**REQUEST**
In the material below, find the line with "Read all visible content and emit it as JSON."; set down that line and every line after it to the end, exactly, without pictures.

— start RECORDED INFORMATION —

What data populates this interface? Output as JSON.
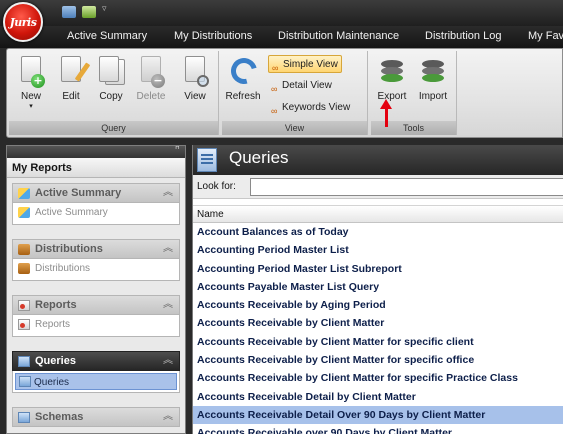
{
  "app": {
    "orb_label": "Juris"
  },
  "tabs": [
    "Active Summary",
    "My Distributions",
    "Distribution Maintenance",
    "Distribution Log",
    "My Fav"
  ],
  "ribbon": {
    "query_group": {
      "label": "Query",
      "buttons": [
        "New",
        "Edit",
        "Copy",
        "Delete",
        "View"
      ]
    },
    "view_group": {
      "label": "View",
      "refresh": "Refresh",
      "options": [
        "Simple View",
        "Detail View",
        "Keywords View"
      ],
      "selected": "Simple View"
    },
    "tools_group": {
      "label": "Tools",
      "buttons": [
        "Export",
        "Import"
      ]
    }
  },
  "nav": {
    "title": "My Reports",
    "groups": [
      {
        "head": "Active Summary",
        "item": "Active Summary",
        "icon": "star-icon"
      },
      {
        "head": "Distributions",
        "item": "Distributions",
        "icon": "distribution-icon"
      },
      {
        "head": "Reports",
        "item": "Reports",
        "icon": "report-icon"
      },
      {
        "head": "Queries",
        "item": "Queries",
        "icon": "query-icon",
        "active": true
      },
      {
        "head": "Schemas"
      }
    ]
  },
  "main": {
    "title": "Queries",
    "look_for_label": "Look for:",
    "look_for_value": "",
    "column_header": "Name",
    "rows": [
      "Account Balances as of Today",
      "Accounting Period Master List",
      "Accounting Period Master List Subreport",
      "Accounts Payable Master List Query",
      "Accounts Receivable by Aging Period",
      "Accounts Receivable by Client Matter",
      "Accounts Receivable by Client Matter for specific client",
      "Accounts Receivable by Client Matter for specific office",
      "Accounts Receivable by Client Matter for specific Practice Class",
      "Accounts Receivable Detail by Client Matter",
      "Accounts Receivable Detail Over 90 Days by Client Matter",
      "Accounts Receivable over 90 Days by Client Matter"
    ],
    "selected_row": 10
  }
}
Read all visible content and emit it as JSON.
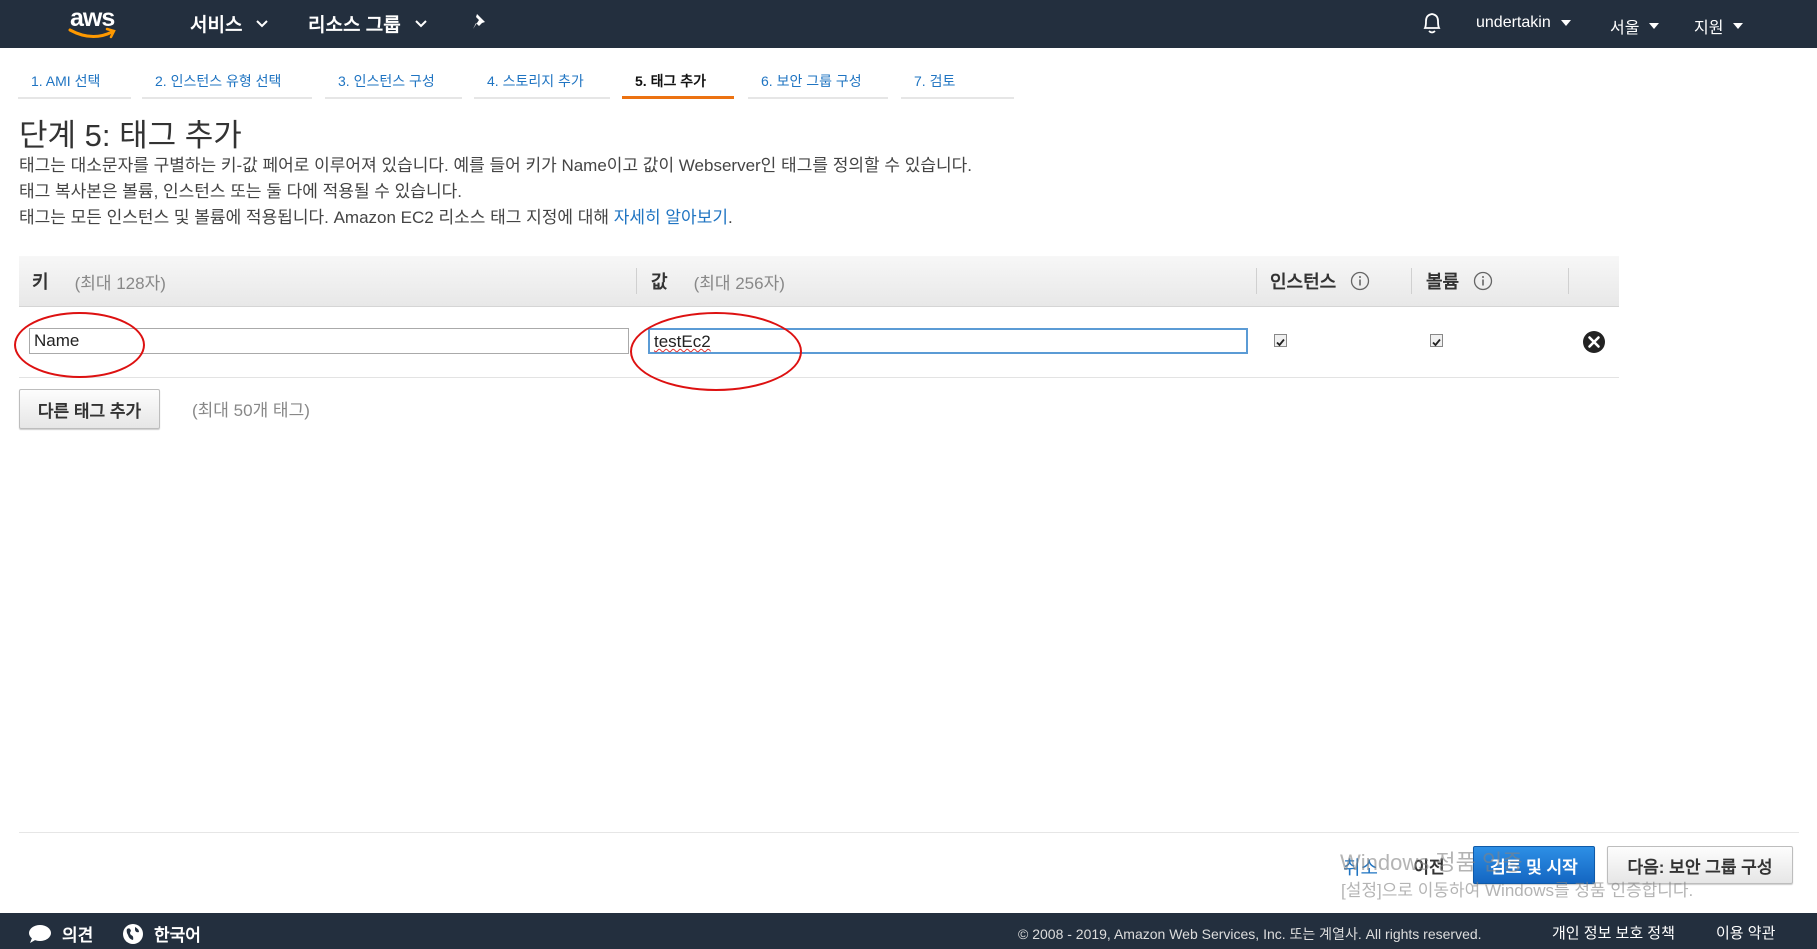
{
  "nav": {
    "brand": "aws",
    "services": "서비스",
    "resource_groups": "리소스 그룹",
    "user": "undertakin",
    "region": "서울",
    "support": "지원"
  },
  "steps": [
    {
      "label": "1. AMI 선택",
      "active": false
    },
    {
      "label": "2. 인스턴스 유형 선택",
      "active": false
    },
    {
      "label": "3. 인스턴스 구성",
      "active": false
    },
    {
      "label": "4. 스토리지 추가",
      "active": false
    },
    {
      "label": "5. 태그 추가",
      "active": true
    },
    {
      "label": "6. 보안 그룹 구성",
      "active": false
    },
    {
      "label": "7. 검토",
      "active": false
    }
  ],
  "page": {
    "title": "단계 5: 태그 추가",
    "desc1": "태그는 대소문자를 구별하는 키-값 페어로 이루어져 있습니다. 예를 들어 키가 Name이고 값이 Webserver인 태그를 정의할 수 있습니다.",
    "desc2": "태그 복사본은 볼륨, 인스턴스 또는 둘 다에 적용될 수 있습니다.",
    "desc3": "태그는 모든 인스턴스 및 볼륨에 적용됩니다. Amazon EC2 리소스 태그 지정에 대해 ",
    "learn_more": "자세히 알아보기",
    "desc3_end": "."
  },
  "table": {
    "key_header": "키",
    "key_hint": "(최대 128자)",
    "value_header": "값",
    "value_hint": "(최대 256자)",
    "instances_header": "인스턴스",
    "volumes_header": "볼륨",
    "rows": [
      {
        "key": "Name",
        "value": "testEc2",
        "instances": true,
        "volumes": true
      }
    ]
  },
  "add_tag": {
    "button": "다른 태그 추가",
    "note": "(최대 50개 태그)"
  },
  "actions": {
    "cancel": "취소",
    "previous": "이전",
    "review_launch": "검토 및 시작",
    "next": "다음: 보안 그룹 구성"
  },
  "watermark": {
    "line1": "Windows 정품 인증",
    "line2": "[설정]으로 이동하여 Windows를 정품 인증합니다."
  },
  "footer": {
    "feedback": "의견",
    "language": "한국어",
    "copyright": "© 2008 - 2019, Amazon Web Services, Inc. 또는 계열사. All rights reserved.",
    "privacy": "개인 정보 보호 정책",
    "terms": "이용 약관"
  },
  "colors": {
    "nav_bg": "#232f3e",
    "link": "#1f74c2",
    "active_tab": "#ec7211",
    "primary_button": "#1466c2",
    "annotation": "#dd1111"
  }
}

— end RECORDED INFORMATION —

**FINISHED TASK**
Read all visible content and emit it as JSON.
{
  "nav": {
    "brand": "aws",
    "services": "서비스",
    "resource_groups": "리소스 그룹",
    "user": "undertakin",
    "region": "서울",
    "support": "지원"
  },
  "steps": [
    {
      "label": "1. AMI 선택",
      "active": false
    },
    {
      "label": "2. 인스턴스 유형 선택",
      "active": false
    },
    {
      "label": "3. 인스턴스 구성",
      "active": false
    },
    {
      "label": "4. 스토리지 추가",
      "active": false
    },
    {
      "label": "5. 태그 추가",
      "active": true
    },
    {
      "label": "6. 보안 그룹 구성",
      "active": false
    },
    {
      "label": "7. 검토",
      "active": false
    }
  ],
  "page": {
    "title": "단계 5: 태그 추가",
    "desc1": "태그는 대소문자를 구별하는 키-값 페어로 이루어져 있습니다. 예를 들어 키가 Name이고 값이 Webserver인 태그를 정의할 수 있습니다.",
    "desc2": "태그 복사본은 볼륨, 인스턴스 또는 둘 다에 적용될 수 있습니다.",
    "desc3": "태그는 모든 인스턴스 및 볼륨에 적용됩니다. Amazon EC2 리소스 태그 지정에 대해 ",
    "learn_more": "자세히 알아보기",
    "desc3_end": "."
  },
  "table": {
    "key_header": "키",
    "key_hint": "(최대 128자)",
    "value_header": "값",
    "value_hint": "(최대 256자)",
    "instances_header": "인스턴스",
    "volumes_header": "볼륨",
    "rows": [
      {
        "key": "Name",
        "value": "testEc2",
        "instances": true,
        "volumes": true
      }
    ]
  },
  "add_tag": {
    "button": "다른 태그 추가",
    "note": "(최대 50개 태그)"
  },
  "actions": {
    "cancel": "취소",
    "previous": "이전",
    "review_launch": "검토 및 시작",
    "next": "다음: 보안 그룹 구성"
  },
  "watermark": {
    "line1": "Windows 정품 인증",
    "line2": "[설정]으로 이동하여 Windows를 정품 인증합니다."
  },
  "footer": {
    "feedback": "의견",
    "language": "한국어",
    "copyright": "© 2008 - 2019, Amazon Web Services, Inc. 또는 계열사. All rights reserved.",
    "privacy": "개인 정보 보호 정책",
    "terms": "이용 약관"
  },
  "colors": {
    "nav_bg": "#232f3e",
    "link": "#1f74c2",
    "active_tab": "#ec7211",
    "primary_button": "#1466c2",
    "annotation": "#dd1111"
  }
}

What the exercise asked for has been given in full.